Your goal — Reproduce all entries word for word.
## BEGIN Raw data
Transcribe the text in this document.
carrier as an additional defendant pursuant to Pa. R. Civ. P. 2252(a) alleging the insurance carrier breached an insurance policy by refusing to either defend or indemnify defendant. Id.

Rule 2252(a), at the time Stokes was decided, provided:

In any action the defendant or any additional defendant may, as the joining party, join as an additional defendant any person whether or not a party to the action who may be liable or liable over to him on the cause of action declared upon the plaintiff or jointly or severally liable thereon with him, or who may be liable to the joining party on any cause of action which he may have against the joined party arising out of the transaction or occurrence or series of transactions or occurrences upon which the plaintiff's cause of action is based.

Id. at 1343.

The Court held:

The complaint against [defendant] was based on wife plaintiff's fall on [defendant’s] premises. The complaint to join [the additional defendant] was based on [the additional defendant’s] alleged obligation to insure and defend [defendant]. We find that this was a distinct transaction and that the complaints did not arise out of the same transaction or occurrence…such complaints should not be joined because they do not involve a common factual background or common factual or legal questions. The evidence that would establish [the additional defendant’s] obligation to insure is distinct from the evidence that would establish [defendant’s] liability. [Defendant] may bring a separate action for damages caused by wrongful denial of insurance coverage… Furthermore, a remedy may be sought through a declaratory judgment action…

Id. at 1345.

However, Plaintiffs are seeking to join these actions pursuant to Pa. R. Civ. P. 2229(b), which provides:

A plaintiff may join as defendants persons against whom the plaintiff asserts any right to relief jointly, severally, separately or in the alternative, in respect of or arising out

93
## END Raw data
Answer —
Transcribe the text in this document.
carrier as an additional defendant pursuant to Pa. R. Civ. P. 2252(a) alleging the insurance carrier breached an insurance policy by refusing to either defend or indemnify defendant. Id.

Rule 2252(a), at the time Stokes was decided, provided:

In any action the defendant or any additional defendant may, as the joining party, join as an additional defendant any person whether or not a party to the action who may be liable or liable over to him on the cause of action declared upon the plaintiff or jointly or severally liable thereon with him, or who may be liable to the joining party on any cause of action which he may have against the joined party arising out of the transaction or occurrence or series of transactions or occurrences upon which the plaintiff's cause of action is based.

Id. at 1343.

The Court held:

The complaint against [defendant] was based on wife plaintiff's fall on [defendant’s] premises. The complaint to join [the additional defendant] was based on [the additional defendant’s] alleged obligation to insure and defend [defendant]. We find that this was a distinct transaction and that the complaints did not arise out of the same transaction or occurrence…such complaints should not be joined because they do not involve a common factual background or common factual or legal questions. The evidence that would establish [the additional defendant’s] obligation to insure is distinct from the evidence that would establish [defendant’s] liability. [Defendant] may bring a separate action for damages caused by wrongful denial of insurance coverage… Furthermore, a remedy may be sought through a declaratory judgment action…

Id. at 1345.

However, Plaintiffs are seeking to join these actions pursuant to Pa. R. Civ. P. 2229(b), which provides:

A plaintiff may join as defendants persons against whom the plaintiff asserts any right to relief jointly, severally, separately or in the alternative, in respect of or arising out

93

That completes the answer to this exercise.